======== Data shown ========

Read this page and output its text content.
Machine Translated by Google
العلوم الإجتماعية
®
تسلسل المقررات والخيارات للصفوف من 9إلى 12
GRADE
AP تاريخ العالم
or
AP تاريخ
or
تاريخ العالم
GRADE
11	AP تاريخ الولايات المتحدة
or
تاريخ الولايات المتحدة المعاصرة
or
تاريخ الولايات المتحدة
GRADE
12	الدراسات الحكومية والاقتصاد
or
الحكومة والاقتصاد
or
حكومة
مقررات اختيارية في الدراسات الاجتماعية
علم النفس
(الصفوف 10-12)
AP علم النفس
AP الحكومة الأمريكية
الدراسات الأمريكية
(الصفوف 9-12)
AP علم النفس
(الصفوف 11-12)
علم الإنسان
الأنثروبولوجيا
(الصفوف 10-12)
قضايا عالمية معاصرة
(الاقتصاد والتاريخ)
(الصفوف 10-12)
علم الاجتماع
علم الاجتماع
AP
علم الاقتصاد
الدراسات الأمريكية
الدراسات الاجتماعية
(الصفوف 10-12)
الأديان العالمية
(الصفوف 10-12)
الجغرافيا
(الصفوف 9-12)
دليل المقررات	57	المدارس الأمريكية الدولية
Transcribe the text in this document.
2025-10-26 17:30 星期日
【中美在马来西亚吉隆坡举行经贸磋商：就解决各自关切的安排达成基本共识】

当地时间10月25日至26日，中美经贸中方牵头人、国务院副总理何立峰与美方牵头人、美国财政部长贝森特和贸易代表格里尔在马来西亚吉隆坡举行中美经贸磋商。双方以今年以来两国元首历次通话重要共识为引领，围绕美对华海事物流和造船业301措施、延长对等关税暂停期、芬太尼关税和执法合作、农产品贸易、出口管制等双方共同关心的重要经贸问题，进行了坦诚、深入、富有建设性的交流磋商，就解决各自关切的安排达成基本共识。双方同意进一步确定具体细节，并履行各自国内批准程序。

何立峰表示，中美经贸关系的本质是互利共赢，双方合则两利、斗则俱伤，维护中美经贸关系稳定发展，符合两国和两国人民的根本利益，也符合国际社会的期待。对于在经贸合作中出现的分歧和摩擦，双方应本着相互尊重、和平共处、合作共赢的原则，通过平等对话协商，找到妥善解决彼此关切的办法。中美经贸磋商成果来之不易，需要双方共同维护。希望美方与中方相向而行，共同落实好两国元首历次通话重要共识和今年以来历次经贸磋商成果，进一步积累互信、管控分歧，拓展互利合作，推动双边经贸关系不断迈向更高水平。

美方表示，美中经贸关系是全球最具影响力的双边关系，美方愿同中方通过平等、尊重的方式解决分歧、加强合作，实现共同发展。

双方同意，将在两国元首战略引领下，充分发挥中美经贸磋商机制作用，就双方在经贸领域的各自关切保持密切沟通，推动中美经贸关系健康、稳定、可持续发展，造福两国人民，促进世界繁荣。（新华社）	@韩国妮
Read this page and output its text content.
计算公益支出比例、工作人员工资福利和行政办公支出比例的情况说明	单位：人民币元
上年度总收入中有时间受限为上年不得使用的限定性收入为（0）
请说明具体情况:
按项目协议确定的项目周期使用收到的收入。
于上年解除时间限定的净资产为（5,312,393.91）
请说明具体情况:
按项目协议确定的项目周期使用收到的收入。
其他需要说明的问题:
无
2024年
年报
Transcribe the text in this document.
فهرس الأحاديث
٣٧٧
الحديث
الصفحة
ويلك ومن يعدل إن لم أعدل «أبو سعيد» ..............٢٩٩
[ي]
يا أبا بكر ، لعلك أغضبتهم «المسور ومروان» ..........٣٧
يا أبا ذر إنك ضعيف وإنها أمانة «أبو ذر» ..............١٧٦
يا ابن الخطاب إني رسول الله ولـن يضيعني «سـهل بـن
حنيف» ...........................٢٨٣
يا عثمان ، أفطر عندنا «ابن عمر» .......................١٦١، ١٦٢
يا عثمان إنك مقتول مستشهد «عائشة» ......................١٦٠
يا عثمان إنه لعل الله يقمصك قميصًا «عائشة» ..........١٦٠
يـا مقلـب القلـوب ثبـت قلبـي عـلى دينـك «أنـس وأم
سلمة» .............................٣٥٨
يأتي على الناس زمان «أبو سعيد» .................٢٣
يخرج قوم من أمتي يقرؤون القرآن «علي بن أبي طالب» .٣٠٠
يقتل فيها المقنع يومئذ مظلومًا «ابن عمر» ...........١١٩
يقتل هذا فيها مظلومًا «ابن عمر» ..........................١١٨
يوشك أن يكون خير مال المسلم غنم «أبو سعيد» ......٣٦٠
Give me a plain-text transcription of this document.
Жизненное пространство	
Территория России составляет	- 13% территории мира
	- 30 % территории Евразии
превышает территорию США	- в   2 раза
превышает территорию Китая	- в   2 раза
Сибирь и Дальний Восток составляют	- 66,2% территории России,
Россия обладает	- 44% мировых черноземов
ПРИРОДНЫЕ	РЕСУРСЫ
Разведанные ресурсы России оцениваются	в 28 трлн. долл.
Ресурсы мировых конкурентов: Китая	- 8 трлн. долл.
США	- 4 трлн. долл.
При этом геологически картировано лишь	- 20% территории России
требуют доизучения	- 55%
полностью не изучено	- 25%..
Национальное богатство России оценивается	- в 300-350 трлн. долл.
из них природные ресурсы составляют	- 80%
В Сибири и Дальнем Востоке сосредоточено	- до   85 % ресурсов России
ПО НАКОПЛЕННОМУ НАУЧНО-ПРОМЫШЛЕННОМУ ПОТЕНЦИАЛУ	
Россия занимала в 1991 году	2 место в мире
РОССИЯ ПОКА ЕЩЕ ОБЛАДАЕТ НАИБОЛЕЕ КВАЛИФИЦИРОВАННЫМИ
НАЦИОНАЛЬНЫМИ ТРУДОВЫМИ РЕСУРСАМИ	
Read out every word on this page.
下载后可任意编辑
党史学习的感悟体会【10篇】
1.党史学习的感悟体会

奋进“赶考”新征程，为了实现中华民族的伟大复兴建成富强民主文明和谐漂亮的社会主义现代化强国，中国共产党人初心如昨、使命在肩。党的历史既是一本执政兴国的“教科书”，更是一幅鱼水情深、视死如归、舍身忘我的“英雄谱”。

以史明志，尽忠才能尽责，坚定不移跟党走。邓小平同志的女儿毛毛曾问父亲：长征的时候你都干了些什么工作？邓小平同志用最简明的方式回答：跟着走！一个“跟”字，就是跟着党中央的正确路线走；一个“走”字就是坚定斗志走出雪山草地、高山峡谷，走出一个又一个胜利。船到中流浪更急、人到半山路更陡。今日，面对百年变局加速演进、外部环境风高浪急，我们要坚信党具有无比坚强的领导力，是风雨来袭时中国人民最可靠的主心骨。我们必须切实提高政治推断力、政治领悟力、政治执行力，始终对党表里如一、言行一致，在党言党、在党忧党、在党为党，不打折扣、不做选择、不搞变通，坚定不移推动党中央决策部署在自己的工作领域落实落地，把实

========

Your instructions >> Each line in the entries above that includes the string "سعيد" should be extracted.

Written response >>
ويلك ومن يعدل إن لم أعدل «أبو سعيد» ..............٢٩٩
يأتي على الناس زمان «أبو سعيد» .................٢٣
يوشك أن يكون خير مال المسلم غنم «أبو سعيد» ......٣٦٠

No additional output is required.